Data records
______________________________

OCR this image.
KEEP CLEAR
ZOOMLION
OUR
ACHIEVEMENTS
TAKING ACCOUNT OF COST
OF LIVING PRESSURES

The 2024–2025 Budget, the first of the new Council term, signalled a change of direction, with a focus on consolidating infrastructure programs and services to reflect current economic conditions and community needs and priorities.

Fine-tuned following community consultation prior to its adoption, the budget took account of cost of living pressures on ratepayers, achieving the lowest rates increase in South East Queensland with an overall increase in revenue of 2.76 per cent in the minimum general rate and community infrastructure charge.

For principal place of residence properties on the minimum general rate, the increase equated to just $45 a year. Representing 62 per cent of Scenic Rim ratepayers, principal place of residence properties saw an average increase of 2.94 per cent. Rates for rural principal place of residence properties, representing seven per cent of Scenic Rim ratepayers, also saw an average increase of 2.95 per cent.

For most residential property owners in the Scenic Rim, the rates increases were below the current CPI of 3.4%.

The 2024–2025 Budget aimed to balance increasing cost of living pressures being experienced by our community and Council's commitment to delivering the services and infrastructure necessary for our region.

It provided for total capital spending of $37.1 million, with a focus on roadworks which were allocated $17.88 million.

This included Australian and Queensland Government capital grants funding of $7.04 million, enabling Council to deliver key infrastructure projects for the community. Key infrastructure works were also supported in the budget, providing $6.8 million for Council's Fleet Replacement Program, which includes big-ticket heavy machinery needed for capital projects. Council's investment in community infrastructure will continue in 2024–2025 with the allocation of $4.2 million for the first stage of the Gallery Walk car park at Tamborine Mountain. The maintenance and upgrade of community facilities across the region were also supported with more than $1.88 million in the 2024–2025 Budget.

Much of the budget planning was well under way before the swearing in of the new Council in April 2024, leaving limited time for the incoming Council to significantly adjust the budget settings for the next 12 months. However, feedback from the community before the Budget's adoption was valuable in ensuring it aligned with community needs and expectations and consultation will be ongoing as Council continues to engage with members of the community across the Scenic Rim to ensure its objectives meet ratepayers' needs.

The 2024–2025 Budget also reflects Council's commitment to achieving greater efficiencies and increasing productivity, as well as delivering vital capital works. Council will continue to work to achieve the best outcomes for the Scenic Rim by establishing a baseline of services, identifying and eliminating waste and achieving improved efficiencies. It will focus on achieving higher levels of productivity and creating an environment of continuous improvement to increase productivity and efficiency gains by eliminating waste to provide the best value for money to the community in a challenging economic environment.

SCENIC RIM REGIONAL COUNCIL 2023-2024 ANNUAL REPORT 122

______________________________

REQUIREMENT:
Scan the material above. Extract every line in which the word "cent" occurs.

SOLUTION TO THIS EXERCISE:
Fine-tuned following community consultation prior to its adoption, the budget took account of cost of living pressures on ratepayers, achieving the lowest rates increase in South East Queensland with an overall increase in revenue of 2.76 per cent in the minimum general rate and community infrastructure charge.
For principal place of residence properties on the minimum general rate, the increase equated to just $45 a year. Representing 62 per cent of Scenic Rim ratepayers, principal place of residence properties saw an average increase of 2.94 per cent. Rates for rural principal place of residence properties, representing seven per cent of Scenic Rim ratepayers, also saw an average increase of 2.95 per cent.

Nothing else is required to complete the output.